* _SET PROBLEM_:
All of the material should be reproduced exactly, with pictures left out.

* _DATA ROWS_:
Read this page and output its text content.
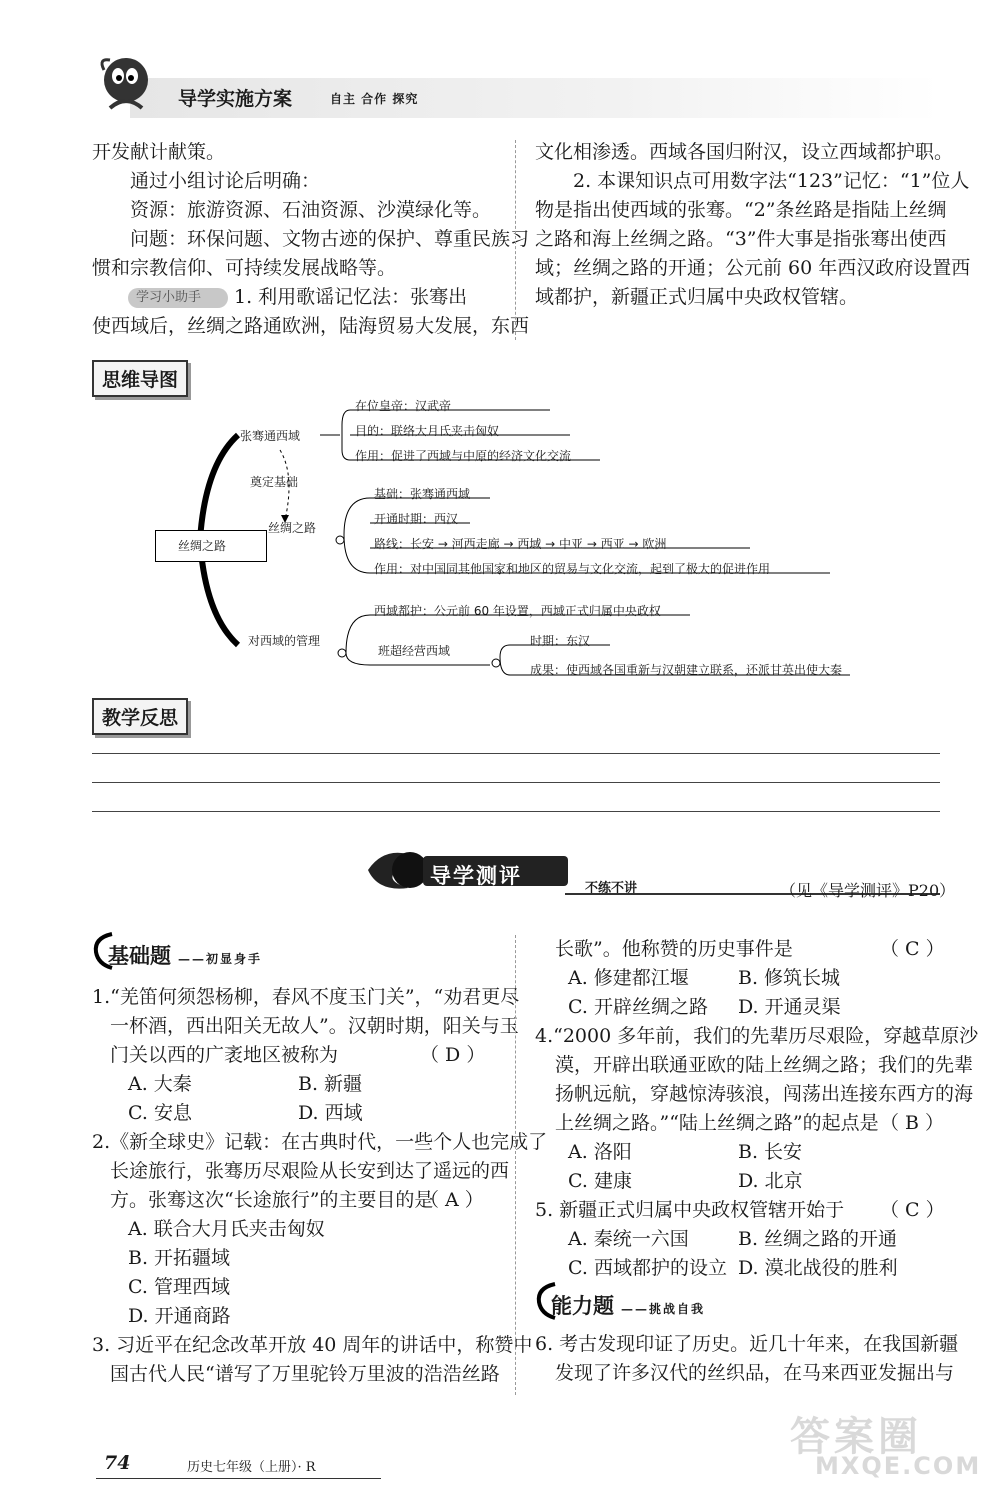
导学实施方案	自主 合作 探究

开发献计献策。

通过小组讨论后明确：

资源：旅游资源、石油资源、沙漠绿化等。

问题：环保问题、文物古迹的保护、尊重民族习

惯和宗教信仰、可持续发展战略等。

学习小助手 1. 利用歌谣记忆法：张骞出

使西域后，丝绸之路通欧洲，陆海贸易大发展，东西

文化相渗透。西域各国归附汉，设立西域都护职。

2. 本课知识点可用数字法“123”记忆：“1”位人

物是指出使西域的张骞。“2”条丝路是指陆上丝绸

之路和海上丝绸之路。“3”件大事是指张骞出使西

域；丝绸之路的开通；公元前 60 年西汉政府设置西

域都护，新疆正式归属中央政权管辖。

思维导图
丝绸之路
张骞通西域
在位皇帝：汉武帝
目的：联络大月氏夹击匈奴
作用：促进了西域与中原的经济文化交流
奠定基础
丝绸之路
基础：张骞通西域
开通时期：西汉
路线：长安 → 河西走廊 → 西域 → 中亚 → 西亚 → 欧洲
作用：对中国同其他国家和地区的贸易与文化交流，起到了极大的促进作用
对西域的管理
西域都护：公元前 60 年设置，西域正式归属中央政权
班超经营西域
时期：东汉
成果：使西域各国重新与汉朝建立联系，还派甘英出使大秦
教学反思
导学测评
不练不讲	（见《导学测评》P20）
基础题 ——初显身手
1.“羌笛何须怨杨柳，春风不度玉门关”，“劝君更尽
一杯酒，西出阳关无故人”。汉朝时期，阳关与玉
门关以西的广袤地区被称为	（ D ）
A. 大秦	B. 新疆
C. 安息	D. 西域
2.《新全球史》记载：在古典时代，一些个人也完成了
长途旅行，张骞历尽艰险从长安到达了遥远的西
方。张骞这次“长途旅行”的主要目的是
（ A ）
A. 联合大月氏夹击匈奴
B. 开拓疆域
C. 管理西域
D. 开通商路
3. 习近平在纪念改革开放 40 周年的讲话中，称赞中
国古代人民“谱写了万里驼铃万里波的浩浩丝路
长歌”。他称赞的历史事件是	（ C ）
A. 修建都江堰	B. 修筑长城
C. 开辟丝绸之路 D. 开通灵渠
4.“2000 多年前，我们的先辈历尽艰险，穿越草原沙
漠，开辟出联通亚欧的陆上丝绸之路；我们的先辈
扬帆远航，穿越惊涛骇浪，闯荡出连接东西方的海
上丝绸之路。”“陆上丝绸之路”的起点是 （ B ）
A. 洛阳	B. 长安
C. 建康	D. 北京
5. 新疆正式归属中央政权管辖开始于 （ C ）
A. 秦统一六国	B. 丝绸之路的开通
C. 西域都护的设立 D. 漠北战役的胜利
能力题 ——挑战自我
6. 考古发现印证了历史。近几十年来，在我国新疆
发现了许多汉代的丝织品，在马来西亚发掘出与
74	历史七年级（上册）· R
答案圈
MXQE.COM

* _EXERCISE RESPONSE_:
Read this page and output its text content.
导学实施方案	自主 合作 探究

开发献计献策。

通过小组讨论后明确：

资源：旅游资源、石油资源、沙漠绿化等。

问题：环保问题、文物古迹的保护、尊重民族习

惯和宗教信仰、可持续发展战略等。

学习小助手 1. 利用歌谣记忆法：张骞出

使西域后，丝绸之路通欧洲，陆海贸易大发展，东西

文化相渗透。西域各国归附汉，设立西域都护职。

2. 本课知识点可用数字法“123”记忆：“1”位人

物是指出使西域的张骞。“2”条丝路是指陆上丝绸

之路和海上丝绸之路。“3”件大事是指张骞出使西

域；丝绸之路的开通；公元前 60 年西汉政府设置西

域都护，新疆正式归属中央政权管辖。

思维导图
丝绸之路
张骞通西域
在位皇帝：汉武帝
目的：联络大月氏夹击匈奴
作用：促进了西域与中原的经济文化交流
奠定基础
丝绸之路
基础：张骞通西域
开通时期：西汉
路线：长安 → 河西走廊 → 西域 → 中亚 → 西亚 → 欧洲
作用：对中国同其他国家和地区的贸易与文化交流，起到了极大的促进作用
对西域的管理
西域都护：公元前 60 年设置，西域正式归属中央政权
班超经营西域
时期：东汉
成果：使西域各国重新与汉朝建立联系，还派甘英出使大秦
教学反思
导学测评
不练不讲	（见《导学测评》P20）
基础题 ——初显身手
1.“羌笛何须怨杨柳，春风不度玉门关”，“劝君更尽
一杯酒，西出阳关无故人”。汉朝时期，阳关与玉
门关以西的广袤地区被称为	（ D ）
A. 大秦	B. 新疆
C. 安息	D. 西域
2.《新全球史》记载：在古典时代，一些个人也完成了
长途旅行，张骞历尽艰险从长安到达了遥远的西
方。张骞这次“长途旅行”的主要目的是
（ A ）
A. 联合大月氏夹击匈奴
B. 开拓疆域
C. 管理西域
D. 开通商路
3. 习近平在纪念改革开放 40 周年的讲话中，称赞中
国古代人民“谱写了万里驼铃万里波的浩浩丝路
长歌”。他称赞的历史事件是	（ C ）
A. 修建都江堰	B. 修筑长城
C. 开辟丝绸之路 D. 开通灵渠
4.“2000 多年前，我们的先辈历尽艰险，穿越草原沙
漠，开辟出联通亚欧的陆上丝绸之路；我们的先辈
扬帆远航，穿越惊涛骇浪，闯荡出连接东西方的海
上丝绸之路。”“陆上丝绸之路”的起点是 （ B ）
A. 洛阳	B. 长安
C. 建康	D. 北京
5. 新疆正式归属中央政权管辖开始于 （ C ）
A. 秦统一六国	B. 丝绸之路的开通
C. 西域都护的设立 D. 漠北战役的胜利
能力题 ——挑战自我
6. 考古发现印证了历史。近几十年来，在我国新疆
发现了许多汉代的丝织品，在马来西亚发掘出与
74	历史七年级（上册）· R
答案圈
MXQE.COM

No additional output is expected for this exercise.